● Exercise instructions
Quote all of the data that follows exactly as written, skipping the images.

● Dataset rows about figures
┌──
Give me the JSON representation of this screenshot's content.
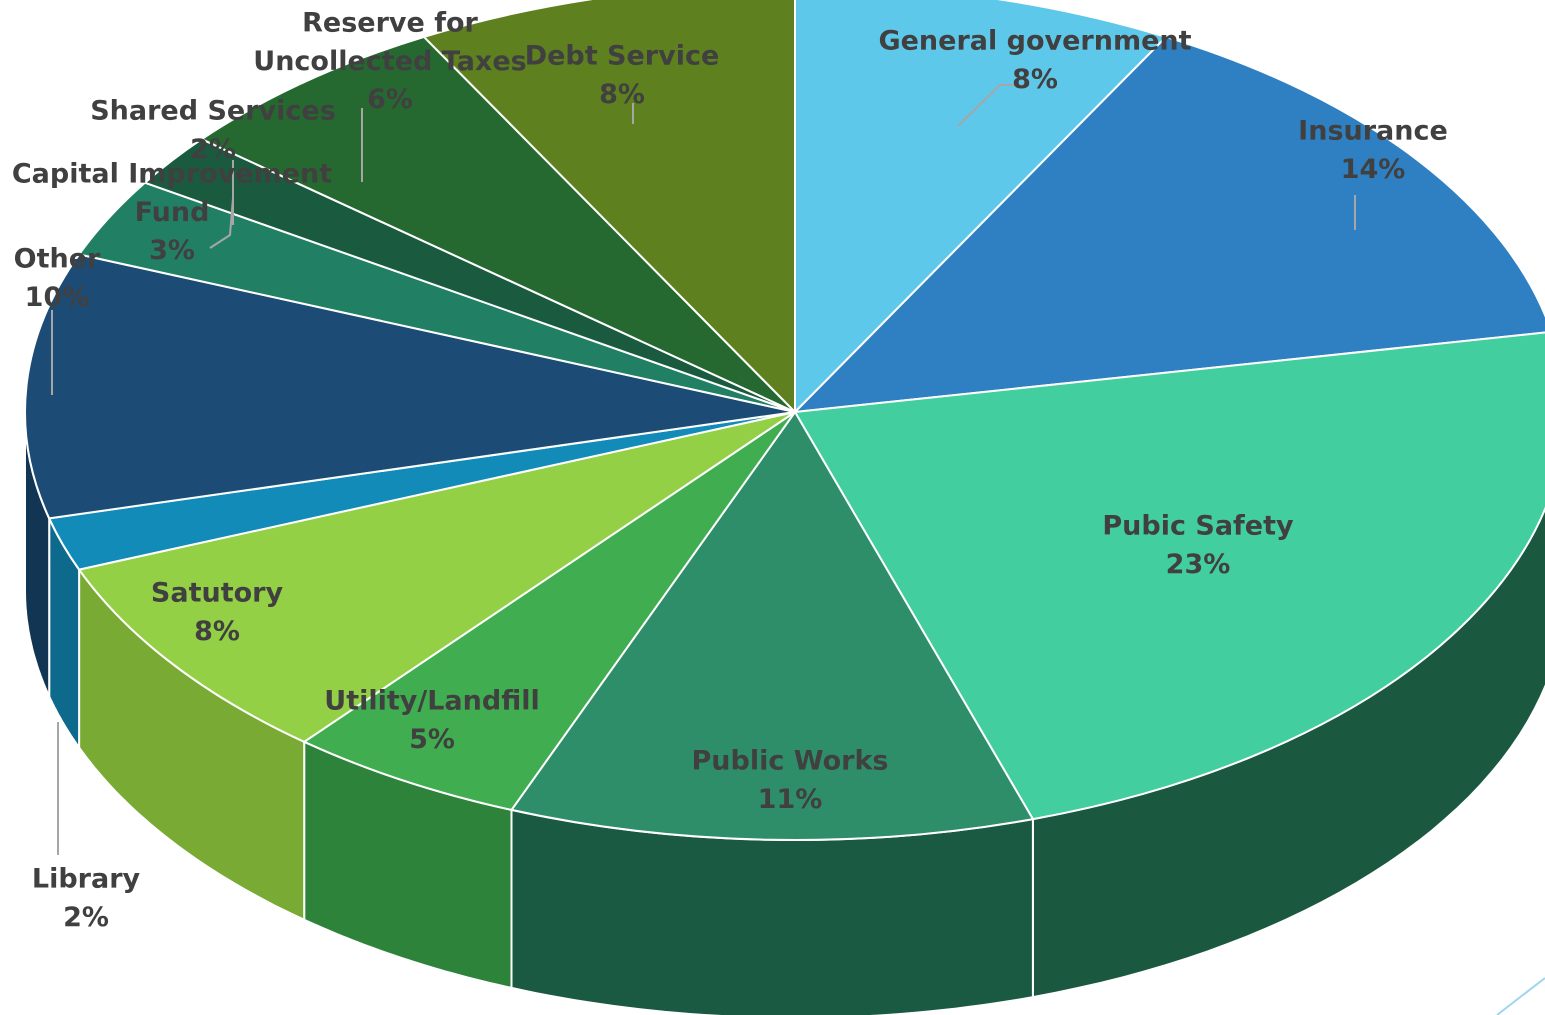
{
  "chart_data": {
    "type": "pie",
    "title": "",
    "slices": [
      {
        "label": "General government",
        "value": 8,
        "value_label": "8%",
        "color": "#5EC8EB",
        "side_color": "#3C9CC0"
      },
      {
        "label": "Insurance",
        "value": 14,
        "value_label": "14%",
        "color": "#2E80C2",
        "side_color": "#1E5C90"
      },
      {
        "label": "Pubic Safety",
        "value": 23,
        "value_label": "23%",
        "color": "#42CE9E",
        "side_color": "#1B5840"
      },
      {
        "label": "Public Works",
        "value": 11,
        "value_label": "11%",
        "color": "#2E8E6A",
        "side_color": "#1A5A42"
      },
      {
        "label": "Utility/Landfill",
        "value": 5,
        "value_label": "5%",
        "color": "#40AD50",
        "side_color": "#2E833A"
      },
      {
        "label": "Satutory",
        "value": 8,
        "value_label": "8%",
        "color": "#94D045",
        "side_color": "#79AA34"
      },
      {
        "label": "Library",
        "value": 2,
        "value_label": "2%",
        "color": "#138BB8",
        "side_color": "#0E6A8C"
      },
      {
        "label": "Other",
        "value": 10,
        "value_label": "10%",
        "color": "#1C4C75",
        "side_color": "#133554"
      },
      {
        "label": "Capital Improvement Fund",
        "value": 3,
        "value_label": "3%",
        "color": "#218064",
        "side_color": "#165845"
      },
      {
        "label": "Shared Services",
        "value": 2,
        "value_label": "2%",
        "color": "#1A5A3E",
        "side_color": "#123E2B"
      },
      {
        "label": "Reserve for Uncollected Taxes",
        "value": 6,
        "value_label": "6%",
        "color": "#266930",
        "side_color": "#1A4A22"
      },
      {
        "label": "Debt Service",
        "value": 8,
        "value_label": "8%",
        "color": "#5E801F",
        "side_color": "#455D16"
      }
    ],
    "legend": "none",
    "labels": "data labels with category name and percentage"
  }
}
└──
● Reply
Give me the JSON representation of this screenshot's content.
{
  "chart_data": {
    "type": "pie",
    "title": "",
    "slices": [
      {
        "label": "General government",
        "value": 8,
        "value_label": "8%",
        "color": "#5EC8EB",
        "side_color": "#3C9CC0"
      },
      {
        "label": "Insurance",
        "value": 14,
        "value_label": "14%",
        "color": "#2E80C2",
        "side_color": "#1E5C90"
      },
      {
        "label": "Pubic Safety",
        "value": 23,
        "value_label": "23%",
        "color": "#42CE9E",
        "side_color": "#1B5840"
      },
      {
        "label": "Public Works",
        "value": 11,
        "value_label": "11%",
        "color": "#2E8E6A",
        "side_color": "#1A5A42"
      },
      {
        "label": "Utility/Landfill",
        "value": 5,
        "value_label": "5%",
        "color": "#40AD50",
        "side_color": "#2E833A"
      },
      {
        "label": "Satutory",
        "value": 8,
        "value_label": "8%",
        "color": "#94D045",
        "side_color": "#79AA34"
      },
      {
        "label": "Library",
        "value": 2,
        "value_label": "2%",
        "color": "#138BB8",
        "side_color": "#0E6A8C"
      },
      {
        "label": "Other",
        "value": 10,
        "value_label": "10%",
        "color": "#1C4C75",
        "side_color": "#133554"
      },
      {
        "label": "Capital Improvement Fund",
        "value": 3,
        "value_label": "3%",
        "color": "#218064",
        "side_color": "#165845"
      },
      {
        "label": "Shared Services",
        "value": 2,
        "value_label": "2%",
        "color": "#1A5A3E",
        "side_color": "#123E2B"
      },
      {
        "label": "Reserve for Uncollected Taxes",
        "value": 6,
        "value_label": "6%",
        "color": "#266930",
        "side_color": "#1A4A22"
      },
      {
        "label": "Debt Service",
        "value": 8,
        "value_label": "8%",
        "color": "#5E801F",
        "side_color": "#455D16"
      }
    ],
    "legend": "none",
    "labels": "data labels with category name and percentage"
  }
}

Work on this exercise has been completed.